## EXERCISE INPUT
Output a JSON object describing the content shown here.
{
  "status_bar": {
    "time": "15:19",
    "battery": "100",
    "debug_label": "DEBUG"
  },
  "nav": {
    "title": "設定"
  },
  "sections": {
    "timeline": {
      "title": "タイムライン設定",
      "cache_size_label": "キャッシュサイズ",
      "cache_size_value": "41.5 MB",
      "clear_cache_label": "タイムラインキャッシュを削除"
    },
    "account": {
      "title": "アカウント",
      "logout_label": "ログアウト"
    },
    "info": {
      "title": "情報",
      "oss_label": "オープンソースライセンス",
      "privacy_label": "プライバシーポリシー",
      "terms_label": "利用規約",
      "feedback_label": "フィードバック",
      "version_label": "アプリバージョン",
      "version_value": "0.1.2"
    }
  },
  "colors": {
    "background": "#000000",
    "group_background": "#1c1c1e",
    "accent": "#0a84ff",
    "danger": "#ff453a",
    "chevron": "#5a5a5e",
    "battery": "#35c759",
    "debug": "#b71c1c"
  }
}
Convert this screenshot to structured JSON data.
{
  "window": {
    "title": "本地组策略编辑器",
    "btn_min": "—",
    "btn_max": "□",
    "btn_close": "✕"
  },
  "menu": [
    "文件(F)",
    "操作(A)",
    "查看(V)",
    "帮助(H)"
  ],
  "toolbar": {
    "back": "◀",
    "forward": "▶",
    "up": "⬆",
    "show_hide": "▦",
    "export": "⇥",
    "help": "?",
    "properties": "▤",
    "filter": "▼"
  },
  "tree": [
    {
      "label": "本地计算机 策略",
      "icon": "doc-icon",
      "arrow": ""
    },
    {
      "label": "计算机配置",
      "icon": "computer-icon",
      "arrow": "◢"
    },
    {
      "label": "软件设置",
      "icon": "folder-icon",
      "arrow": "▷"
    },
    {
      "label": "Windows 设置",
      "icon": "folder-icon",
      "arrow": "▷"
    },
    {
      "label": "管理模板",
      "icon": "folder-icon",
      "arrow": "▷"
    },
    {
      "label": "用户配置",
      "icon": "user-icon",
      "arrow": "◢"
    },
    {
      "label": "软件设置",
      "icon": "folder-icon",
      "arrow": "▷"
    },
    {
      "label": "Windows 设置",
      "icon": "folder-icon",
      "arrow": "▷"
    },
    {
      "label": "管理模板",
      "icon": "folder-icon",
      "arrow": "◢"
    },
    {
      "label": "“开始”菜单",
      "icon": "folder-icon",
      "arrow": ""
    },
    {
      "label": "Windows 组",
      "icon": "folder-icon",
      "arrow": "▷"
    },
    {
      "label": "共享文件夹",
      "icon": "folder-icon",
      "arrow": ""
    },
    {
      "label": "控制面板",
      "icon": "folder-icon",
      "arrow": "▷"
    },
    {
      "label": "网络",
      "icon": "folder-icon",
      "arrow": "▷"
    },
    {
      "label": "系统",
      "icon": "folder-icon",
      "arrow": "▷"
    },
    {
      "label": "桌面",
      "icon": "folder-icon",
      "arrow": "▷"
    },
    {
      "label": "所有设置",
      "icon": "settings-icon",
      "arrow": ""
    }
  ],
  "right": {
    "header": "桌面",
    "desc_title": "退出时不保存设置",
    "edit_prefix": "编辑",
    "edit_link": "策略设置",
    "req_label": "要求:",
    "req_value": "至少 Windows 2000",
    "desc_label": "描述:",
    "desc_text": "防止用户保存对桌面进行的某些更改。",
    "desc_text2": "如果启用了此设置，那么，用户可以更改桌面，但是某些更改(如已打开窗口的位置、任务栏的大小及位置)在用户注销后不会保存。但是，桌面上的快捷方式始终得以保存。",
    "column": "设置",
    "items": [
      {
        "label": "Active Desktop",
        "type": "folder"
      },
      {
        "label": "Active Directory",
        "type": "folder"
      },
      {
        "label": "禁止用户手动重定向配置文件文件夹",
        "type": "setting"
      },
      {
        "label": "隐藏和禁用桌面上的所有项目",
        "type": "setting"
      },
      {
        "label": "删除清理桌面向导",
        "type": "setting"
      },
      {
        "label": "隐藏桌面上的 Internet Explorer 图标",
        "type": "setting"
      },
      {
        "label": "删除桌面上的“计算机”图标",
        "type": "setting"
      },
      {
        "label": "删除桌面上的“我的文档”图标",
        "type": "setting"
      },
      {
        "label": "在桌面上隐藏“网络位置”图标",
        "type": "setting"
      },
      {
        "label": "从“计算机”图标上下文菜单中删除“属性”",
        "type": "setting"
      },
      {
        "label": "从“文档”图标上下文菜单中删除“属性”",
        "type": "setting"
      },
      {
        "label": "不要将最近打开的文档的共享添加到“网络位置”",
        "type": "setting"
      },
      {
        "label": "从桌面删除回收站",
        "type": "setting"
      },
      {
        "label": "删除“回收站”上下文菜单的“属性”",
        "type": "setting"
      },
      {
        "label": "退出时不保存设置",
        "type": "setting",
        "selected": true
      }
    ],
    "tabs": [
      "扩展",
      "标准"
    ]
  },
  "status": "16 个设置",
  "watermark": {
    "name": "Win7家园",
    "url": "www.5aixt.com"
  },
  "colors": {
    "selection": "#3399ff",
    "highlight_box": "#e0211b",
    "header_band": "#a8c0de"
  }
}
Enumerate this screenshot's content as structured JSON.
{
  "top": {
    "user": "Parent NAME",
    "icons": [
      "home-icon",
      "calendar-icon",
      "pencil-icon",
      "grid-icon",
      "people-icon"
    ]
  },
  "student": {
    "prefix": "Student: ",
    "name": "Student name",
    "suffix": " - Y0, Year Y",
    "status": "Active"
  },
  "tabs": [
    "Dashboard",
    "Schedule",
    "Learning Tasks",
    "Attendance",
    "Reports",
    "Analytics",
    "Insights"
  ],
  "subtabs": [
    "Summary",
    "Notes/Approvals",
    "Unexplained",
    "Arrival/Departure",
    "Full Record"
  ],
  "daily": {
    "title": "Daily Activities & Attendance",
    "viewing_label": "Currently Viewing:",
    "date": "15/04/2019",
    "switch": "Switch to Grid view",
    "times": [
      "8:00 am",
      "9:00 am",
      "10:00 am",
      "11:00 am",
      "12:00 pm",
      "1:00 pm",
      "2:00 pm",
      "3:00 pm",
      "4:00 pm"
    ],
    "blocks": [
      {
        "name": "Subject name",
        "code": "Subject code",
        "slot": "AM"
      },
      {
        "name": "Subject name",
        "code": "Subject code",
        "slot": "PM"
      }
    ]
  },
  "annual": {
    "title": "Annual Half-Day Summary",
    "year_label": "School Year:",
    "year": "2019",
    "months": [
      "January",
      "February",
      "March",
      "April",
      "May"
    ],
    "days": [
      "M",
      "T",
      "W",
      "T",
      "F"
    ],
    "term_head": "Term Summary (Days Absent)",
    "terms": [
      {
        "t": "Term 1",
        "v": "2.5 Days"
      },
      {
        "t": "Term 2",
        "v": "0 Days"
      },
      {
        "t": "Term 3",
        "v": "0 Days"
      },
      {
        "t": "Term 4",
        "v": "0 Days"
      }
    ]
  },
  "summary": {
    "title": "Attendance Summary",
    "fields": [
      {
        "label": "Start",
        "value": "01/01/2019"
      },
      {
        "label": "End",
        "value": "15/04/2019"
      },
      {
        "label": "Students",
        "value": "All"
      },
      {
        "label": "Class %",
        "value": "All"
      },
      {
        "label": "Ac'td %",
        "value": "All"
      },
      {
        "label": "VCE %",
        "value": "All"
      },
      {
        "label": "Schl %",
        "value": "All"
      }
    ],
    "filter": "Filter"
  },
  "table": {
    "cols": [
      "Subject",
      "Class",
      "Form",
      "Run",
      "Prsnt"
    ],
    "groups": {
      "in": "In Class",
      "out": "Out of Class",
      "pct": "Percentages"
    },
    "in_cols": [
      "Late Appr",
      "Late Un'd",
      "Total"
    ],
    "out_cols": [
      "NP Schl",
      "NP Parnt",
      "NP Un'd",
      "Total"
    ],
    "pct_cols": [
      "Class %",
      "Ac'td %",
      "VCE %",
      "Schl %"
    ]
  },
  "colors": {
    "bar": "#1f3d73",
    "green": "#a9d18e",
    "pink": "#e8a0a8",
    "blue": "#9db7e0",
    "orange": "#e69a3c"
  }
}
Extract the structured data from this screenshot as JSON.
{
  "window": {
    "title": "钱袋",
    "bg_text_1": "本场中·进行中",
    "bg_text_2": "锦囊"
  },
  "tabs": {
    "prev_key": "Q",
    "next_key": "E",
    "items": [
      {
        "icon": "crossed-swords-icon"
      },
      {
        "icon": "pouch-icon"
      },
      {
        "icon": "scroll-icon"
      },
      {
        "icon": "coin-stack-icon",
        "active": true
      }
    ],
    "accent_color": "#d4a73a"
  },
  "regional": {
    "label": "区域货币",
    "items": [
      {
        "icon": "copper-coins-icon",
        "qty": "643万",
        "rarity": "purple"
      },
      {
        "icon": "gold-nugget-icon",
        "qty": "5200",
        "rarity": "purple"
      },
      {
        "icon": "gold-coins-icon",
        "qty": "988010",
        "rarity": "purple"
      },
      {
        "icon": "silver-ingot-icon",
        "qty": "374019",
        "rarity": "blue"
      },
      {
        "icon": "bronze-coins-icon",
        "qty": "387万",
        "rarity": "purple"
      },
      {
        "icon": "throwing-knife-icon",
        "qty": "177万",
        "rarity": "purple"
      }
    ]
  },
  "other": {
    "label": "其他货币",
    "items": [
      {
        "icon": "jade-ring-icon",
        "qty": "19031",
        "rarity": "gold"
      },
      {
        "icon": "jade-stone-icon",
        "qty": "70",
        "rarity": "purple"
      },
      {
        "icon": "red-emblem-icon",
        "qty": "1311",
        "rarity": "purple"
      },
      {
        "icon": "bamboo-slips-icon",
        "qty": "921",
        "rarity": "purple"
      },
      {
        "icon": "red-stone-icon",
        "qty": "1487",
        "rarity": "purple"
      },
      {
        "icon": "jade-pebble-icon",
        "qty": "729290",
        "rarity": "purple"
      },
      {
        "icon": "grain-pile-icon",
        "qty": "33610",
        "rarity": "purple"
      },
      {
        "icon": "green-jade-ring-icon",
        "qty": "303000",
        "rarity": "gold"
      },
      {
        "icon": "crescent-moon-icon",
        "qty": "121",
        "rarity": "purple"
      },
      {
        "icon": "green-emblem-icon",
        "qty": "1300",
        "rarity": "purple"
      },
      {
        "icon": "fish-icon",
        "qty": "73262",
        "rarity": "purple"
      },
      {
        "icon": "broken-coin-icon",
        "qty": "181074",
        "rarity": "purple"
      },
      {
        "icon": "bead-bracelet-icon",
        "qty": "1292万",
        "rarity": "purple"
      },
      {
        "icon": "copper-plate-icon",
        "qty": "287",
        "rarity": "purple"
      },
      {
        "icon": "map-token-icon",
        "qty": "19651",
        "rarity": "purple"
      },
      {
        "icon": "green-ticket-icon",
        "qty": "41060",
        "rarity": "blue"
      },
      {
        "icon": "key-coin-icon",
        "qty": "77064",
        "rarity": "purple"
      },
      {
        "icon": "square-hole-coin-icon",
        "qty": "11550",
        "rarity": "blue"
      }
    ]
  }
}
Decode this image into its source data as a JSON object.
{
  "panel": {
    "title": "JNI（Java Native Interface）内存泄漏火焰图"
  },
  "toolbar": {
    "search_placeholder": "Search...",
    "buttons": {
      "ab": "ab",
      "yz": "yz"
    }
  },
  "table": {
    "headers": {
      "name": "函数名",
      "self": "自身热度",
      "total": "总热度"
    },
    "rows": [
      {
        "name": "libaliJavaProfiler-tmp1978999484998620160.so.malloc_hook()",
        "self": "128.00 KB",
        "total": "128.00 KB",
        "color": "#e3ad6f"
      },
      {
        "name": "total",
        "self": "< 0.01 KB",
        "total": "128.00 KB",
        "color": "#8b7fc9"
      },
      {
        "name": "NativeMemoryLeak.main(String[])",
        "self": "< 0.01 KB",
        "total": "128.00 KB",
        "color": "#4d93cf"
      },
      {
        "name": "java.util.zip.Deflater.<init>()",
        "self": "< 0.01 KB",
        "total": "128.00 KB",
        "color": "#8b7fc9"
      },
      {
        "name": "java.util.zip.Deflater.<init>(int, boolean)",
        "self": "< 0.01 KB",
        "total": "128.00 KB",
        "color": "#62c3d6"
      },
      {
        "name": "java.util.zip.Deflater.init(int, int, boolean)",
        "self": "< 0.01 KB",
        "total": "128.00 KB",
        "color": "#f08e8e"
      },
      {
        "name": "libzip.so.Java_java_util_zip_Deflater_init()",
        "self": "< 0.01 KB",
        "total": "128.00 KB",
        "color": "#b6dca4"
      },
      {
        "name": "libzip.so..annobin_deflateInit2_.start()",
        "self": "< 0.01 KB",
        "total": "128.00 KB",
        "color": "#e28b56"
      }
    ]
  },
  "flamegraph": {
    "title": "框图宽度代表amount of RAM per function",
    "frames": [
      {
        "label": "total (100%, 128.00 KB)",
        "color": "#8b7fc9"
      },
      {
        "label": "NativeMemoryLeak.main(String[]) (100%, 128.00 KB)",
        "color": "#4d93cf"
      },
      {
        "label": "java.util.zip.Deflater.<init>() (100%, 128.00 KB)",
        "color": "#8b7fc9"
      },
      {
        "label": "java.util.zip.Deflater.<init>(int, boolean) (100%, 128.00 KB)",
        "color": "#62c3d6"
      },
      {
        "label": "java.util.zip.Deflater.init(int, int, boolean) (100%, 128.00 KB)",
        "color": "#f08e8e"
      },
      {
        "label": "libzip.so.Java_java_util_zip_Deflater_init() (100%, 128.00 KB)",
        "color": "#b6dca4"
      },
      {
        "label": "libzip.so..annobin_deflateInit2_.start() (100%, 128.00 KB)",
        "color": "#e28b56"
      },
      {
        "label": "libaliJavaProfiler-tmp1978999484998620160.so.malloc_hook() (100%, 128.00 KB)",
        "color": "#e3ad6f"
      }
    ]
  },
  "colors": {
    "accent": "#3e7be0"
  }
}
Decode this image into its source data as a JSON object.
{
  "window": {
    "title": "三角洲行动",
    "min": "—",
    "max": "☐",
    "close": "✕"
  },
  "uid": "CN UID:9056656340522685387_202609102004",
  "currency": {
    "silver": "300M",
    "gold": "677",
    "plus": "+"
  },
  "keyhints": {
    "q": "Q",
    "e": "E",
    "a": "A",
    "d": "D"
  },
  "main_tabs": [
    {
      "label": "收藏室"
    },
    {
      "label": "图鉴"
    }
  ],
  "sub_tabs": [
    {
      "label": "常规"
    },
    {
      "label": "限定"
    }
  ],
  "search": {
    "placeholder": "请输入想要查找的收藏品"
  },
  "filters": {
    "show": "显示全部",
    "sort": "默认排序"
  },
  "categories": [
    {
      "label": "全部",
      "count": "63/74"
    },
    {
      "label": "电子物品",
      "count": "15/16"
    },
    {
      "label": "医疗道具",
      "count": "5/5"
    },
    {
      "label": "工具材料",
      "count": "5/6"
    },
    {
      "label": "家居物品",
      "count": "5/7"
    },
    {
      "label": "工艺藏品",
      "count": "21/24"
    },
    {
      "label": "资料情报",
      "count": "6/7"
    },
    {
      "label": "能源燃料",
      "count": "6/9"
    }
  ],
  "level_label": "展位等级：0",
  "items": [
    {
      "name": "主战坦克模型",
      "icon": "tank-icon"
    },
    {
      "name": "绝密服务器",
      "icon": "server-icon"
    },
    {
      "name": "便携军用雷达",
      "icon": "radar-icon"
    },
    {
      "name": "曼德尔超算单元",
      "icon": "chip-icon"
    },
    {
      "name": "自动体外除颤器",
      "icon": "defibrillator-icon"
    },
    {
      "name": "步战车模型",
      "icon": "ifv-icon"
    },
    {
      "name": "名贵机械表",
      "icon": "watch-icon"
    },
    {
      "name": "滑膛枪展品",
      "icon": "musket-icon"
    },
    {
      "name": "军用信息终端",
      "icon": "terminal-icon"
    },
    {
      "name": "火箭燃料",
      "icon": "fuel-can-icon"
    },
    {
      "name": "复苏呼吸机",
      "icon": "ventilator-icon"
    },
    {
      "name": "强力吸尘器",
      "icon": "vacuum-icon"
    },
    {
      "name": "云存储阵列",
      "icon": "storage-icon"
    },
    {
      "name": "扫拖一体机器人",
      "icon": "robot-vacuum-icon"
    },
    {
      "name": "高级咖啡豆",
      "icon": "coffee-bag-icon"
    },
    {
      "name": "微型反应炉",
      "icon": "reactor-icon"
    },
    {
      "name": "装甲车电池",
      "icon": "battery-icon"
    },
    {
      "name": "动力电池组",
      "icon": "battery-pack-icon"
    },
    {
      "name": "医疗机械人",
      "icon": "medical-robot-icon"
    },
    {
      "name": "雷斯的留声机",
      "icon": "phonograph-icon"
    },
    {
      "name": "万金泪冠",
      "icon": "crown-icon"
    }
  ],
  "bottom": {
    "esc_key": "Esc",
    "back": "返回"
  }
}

## REQUIREMENT
Among the lines of the material above, how many include the string "Windows"? Report only that number.

## WRITTEN SOLUTION
4